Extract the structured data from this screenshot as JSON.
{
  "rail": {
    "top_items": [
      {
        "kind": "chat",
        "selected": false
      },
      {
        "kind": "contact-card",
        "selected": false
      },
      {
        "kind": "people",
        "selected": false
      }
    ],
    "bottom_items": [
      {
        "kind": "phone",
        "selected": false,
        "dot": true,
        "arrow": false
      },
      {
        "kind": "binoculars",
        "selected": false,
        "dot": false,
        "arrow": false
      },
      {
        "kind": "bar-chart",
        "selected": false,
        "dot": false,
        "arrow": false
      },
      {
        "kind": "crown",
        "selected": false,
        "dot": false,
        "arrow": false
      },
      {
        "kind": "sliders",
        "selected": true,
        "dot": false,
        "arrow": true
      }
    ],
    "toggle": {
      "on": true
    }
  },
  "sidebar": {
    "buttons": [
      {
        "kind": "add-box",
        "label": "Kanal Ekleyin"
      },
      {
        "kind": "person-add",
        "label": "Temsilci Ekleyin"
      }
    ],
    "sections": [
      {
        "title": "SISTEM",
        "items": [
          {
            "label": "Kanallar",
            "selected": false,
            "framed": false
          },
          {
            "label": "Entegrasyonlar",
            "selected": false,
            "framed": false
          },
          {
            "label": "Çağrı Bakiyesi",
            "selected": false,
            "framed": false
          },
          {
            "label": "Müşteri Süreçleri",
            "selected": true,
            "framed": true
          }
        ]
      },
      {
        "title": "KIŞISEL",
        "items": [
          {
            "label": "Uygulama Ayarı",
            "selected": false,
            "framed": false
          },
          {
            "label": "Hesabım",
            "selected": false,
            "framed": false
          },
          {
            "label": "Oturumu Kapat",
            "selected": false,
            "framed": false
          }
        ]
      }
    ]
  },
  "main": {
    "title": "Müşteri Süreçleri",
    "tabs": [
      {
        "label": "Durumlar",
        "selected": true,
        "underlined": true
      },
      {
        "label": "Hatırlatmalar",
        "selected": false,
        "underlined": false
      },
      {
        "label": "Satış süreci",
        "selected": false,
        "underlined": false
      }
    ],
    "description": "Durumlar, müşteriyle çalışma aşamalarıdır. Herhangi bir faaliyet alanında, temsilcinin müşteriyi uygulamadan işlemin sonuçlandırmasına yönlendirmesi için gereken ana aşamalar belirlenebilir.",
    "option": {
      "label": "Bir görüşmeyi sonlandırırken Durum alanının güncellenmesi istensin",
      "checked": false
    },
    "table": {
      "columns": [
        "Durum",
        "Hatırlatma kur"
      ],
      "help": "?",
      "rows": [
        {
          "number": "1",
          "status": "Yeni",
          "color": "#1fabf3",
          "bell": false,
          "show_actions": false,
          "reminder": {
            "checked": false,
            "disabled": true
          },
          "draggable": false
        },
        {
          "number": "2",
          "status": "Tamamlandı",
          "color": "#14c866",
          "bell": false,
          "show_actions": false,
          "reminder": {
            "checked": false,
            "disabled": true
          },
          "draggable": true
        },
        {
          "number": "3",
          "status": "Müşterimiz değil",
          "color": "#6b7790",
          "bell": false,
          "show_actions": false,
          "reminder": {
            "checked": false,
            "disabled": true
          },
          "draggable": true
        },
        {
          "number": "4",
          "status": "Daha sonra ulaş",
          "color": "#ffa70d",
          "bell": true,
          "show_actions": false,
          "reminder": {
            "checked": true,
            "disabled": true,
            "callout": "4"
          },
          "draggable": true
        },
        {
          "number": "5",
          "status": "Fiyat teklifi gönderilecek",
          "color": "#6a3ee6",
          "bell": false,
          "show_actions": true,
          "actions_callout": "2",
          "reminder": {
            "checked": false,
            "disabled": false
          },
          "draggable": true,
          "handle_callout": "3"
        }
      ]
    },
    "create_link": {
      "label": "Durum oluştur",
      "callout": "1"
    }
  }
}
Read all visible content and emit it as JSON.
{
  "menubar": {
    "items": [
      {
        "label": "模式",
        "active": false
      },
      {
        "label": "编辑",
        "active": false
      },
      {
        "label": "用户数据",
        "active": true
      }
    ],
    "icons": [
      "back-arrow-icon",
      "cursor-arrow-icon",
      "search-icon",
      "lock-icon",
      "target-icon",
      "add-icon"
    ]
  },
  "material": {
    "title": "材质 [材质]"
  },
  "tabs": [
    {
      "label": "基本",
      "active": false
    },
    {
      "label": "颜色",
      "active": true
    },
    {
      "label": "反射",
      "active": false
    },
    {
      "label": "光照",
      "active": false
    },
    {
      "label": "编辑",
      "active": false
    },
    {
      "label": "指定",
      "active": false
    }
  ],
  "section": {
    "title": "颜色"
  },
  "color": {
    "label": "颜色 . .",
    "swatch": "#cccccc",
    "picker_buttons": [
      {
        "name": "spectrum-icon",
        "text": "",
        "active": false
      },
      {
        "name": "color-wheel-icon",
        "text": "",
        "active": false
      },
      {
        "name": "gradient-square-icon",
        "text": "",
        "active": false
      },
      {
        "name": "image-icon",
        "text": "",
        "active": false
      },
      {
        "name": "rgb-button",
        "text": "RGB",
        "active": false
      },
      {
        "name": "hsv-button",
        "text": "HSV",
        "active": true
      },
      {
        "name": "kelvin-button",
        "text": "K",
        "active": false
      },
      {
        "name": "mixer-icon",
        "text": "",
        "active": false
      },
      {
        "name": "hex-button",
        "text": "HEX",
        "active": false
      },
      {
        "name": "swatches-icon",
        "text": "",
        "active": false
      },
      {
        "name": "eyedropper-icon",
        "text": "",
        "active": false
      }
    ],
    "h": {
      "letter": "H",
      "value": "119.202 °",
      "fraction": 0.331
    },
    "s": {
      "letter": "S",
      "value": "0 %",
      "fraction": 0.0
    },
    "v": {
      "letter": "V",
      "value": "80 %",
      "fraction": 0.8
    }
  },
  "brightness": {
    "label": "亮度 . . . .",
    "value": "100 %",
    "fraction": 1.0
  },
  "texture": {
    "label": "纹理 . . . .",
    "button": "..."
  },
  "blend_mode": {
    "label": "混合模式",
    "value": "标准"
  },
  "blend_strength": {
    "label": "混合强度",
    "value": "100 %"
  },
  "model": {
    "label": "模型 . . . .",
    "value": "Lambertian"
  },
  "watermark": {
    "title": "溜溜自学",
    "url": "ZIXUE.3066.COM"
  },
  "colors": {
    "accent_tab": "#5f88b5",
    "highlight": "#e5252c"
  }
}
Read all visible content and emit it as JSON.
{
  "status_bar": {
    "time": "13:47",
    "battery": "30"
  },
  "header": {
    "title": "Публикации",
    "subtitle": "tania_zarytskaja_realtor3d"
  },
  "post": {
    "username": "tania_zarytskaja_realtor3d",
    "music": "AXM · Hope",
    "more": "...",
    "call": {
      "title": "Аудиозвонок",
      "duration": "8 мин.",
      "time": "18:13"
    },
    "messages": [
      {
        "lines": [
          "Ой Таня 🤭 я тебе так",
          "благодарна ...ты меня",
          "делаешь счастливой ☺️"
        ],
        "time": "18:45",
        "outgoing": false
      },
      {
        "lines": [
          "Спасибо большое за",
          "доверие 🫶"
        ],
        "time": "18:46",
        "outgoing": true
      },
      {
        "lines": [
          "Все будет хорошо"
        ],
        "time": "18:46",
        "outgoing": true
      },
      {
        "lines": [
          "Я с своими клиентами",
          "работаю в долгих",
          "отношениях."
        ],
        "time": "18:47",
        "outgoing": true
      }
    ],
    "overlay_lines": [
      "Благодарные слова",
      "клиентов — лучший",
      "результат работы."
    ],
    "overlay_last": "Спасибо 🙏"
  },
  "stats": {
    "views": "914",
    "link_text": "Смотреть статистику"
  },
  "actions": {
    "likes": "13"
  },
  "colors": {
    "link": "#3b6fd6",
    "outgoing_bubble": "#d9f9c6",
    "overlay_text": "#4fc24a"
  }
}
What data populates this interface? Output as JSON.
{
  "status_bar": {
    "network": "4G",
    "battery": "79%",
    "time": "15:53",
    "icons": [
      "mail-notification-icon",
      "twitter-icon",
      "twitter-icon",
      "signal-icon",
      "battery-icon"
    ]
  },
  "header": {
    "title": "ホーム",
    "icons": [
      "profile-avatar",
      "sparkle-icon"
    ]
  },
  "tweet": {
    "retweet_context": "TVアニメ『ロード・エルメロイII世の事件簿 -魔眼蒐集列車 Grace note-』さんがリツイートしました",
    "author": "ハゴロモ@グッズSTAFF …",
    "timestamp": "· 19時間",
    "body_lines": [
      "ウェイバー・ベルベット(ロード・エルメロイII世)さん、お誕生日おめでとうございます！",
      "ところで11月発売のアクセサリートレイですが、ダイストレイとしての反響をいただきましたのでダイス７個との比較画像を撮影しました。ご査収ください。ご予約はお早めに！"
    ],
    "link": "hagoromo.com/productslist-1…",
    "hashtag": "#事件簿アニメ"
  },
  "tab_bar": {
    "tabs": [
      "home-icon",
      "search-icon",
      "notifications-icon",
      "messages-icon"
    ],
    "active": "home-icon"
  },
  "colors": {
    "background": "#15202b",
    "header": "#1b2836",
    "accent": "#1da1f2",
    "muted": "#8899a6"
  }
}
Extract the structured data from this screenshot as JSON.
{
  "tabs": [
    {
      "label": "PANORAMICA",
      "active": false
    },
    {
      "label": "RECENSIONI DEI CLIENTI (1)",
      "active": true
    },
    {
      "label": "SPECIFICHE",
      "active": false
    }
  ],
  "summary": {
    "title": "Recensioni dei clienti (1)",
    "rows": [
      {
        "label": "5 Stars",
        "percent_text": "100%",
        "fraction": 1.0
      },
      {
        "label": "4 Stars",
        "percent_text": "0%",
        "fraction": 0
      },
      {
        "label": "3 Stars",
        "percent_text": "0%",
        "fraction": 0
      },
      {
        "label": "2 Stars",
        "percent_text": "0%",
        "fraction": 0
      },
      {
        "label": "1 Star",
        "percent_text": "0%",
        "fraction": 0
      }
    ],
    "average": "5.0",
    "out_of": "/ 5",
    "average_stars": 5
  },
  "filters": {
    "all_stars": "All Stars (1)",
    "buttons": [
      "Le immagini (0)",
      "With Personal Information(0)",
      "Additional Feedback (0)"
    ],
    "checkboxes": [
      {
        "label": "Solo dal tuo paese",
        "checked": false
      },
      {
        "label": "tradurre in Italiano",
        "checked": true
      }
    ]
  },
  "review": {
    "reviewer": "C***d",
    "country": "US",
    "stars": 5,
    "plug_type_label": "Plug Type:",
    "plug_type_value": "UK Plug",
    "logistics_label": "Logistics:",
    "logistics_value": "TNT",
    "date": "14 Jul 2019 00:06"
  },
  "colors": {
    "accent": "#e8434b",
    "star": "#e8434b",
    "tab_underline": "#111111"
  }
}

### Your task:
Identify and copy lines that hold the string "Süreçleri".

### Complete output:
            "label": "Müşteri Süreçleri",
    "title": "Müşteri Süreçleri",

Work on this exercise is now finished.